## [DATA TO USE]
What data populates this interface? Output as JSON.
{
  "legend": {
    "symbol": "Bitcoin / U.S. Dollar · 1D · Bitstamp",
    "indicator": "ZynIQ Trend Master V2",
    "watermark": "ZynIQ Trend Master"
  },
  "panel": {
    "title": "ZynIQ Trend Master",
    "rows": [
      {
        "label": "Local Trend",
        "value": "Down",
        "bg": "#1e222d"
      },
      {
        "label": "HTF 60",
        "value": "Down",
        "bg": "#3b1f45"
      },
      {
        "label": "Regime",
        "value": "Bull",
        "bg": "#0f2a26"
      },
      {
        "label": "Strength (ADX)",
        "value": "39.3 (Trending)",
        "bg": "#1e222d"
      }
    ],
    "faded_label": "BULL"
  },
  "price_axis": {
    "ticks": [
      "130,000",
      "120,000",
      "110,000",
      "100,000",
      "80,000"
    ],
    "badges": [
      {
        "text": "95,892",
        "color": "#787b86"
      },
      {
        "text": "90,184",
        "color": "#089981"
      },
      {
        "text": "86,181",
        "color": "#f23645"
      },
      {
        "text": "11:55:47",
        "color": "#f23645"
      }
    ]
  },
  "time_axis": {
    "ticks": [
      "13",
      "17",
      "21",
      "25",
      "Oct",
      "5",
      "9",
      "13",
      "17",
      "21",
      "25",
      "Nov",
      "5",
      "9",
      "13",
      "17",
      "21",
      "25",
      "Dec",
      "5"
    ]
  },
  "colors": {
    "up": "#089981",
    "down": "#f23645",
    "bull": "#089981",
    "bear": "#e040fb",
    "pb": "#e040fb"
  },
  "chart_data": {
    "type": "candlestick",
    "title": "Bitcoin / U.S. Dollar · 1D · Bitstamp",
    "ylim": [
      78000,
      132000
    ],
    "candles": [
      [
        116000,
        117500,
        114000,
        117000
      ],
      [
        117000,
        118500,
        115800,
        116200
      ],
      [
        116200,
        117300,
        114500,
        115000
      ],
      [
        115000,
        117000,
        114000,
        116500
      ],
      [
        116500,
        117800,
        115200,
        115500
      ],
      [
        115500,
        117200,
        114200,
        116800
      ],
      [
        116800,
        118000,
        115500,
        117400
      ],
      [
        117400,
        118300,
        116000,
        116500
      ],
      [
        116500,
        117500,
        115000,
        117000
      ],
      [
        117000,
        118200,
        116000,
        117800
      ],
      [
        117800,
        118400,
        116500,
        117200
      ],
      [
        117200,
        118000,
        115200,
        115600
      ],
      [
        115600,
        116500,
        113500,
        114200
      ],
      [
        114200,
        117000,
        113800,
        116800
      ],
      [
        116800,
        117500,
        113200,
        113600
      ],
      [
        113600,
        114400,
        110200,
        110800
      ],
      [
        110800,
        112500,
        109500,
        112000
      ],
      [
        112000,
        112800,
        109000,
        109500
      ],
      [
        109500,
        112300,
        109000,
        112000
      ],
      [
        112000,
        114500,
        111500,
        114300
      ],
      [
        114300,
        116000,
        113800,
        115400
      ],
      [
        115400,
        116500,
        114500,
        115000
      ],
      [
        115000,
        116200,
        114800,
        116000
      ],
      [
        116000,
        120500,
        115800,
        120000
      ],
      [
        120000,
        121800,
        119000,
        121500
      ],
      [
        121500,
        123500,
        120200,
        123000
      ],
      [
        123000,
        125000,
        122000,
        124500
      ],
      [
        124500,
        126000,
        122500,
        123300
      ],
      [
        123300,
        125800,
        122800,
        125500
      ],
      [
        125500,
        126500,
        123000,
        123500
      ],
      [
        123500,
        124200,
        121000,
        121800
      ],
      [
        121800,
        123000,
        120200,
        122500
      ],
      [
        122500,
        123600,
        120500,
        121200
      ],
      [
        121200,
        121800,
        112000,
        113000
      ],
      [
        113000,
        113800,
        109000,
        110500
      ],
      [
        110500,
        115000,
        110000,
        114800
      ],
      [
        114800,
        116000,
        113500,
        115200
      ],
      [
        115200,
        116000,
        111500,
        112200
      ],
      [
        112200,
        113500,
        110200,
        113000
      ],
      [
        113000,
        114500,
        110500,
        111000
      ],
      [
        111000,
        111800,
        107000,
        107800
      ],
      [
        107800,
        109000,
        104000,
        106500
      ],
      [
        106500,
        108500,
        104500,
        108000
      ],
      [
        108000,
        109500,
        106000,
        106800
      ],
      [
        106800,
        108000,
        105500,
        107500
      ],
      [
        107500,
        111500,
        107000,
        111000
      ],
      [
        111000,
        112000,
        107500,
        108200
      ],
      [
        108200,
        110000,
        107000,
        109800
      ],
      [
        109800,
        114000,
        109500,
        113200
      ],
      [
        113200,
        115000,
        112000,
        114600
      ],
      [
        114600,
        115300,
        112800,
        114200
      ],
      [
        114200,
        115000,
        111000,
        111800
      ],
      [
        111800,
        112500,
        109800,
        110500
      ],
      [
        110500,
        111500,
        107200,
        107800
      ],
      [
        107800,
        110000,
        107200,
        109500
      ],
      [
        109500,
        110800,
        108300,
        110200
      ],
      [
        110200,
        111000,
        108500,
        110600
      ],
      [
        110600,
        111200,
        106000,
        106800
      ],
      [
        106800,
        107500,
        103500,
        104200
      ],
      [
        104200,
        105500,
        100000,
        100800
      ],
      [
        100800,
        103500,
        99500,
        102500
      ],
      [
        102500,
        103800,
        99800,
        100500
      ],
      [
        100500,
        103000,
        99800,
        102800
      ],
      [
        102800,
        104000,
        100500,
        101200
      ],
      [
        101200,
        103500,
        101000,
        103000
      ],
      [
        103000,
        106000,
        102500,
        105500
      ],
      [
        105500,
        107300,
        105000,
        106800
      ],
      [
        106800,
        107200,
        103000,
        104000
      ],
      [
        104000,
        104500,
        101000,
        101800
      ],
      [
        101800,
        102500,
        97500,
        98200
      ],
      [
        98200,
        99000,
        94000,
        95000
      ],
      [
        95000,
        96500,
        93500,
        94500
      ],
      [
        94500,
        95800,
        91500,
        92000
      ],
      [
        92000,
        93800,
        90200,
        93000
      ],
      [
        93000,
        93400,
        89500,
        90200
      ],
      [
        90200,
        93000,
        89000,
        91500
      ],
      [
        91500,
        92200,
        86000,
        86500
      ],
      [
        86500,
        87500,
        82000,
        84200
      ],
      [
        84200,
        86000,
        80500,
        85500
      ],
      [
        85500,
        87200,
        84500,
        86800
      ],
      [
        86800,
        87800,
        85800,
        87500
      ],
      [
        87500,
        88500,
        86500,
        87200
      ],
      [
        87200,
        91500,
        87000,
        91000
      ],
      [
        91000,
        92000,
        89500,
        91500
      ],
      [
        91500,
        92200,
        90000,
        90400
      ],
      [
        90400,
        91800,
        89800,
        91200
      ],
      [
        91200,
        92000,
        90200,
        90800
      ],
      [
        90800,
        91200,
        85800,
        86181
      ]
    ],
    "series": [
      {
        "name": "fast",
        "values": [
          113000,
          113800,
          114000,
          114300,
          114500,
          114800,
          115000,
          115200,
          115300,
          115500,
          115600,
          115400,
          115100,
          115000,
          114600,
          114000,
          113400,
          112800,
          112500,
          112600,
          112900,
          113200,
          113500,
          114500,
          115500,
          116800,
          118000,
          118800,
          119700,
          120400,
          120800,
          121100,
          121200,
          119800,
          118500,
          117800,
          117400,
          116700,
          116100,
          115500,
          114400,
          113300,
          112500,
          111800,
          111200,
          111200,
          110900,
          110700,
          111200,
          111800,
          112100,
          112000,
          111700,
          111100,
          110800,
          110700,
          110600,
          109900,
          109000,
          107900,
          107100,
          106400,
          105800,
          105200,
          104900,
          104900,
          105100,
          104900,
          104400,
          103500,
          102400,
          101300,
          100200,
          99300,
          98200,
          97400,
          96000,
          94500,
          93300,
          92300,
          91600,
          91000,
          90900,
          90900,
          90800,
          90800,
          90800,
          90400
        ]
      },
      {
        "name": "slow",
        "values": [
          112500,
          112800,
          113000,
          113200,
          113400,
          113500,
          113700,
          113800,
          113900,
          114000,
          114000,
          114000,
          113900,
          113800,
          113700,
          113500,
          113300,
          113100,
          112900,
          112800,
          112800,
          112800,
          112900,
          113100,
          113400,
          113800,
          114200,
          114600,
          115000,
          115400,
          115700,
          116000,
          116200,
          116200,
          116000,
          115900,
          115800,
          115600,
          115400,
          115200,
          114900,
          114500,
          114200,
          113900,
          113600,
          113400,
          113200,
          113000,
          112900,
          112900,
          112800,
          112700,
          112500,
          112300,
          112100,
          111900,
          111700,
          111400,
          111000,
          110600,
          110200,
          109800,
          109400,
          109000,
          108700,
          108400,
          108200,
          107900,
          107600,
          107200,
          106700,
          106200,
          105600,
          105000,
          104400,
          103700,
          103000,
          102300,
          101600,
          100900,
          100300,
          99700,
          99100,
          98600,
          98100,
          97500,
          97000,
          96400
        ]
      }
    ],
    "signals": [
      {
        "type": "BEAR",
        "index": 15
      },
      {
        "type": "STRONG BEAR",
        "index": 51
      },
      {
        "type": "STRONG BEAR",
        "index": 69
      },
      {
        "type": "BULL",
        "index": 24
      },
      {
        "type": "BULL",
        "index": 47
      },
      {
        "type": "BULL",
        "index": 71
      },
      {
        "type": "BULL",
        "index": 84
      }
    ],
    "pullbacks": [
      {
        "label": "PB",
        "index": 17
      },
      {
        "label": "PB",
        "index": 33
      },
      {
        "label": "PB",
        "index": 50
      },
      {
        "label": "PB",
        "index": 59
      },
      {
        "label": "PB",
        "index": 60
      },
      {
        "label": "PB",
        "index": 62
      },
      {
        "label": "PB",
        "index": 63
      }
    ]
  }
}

## [EXERCISE AIM]
Which lines hold the word "Bitcoin"? Copy all of them.

## [WRITTEN SOLUTION]
    "symbol": "Bitcoin / U.S. Dollar · 1D · Bitstamp",
    "title": "Bitcoin / U.S. Dollar · 1D · Bitstamp",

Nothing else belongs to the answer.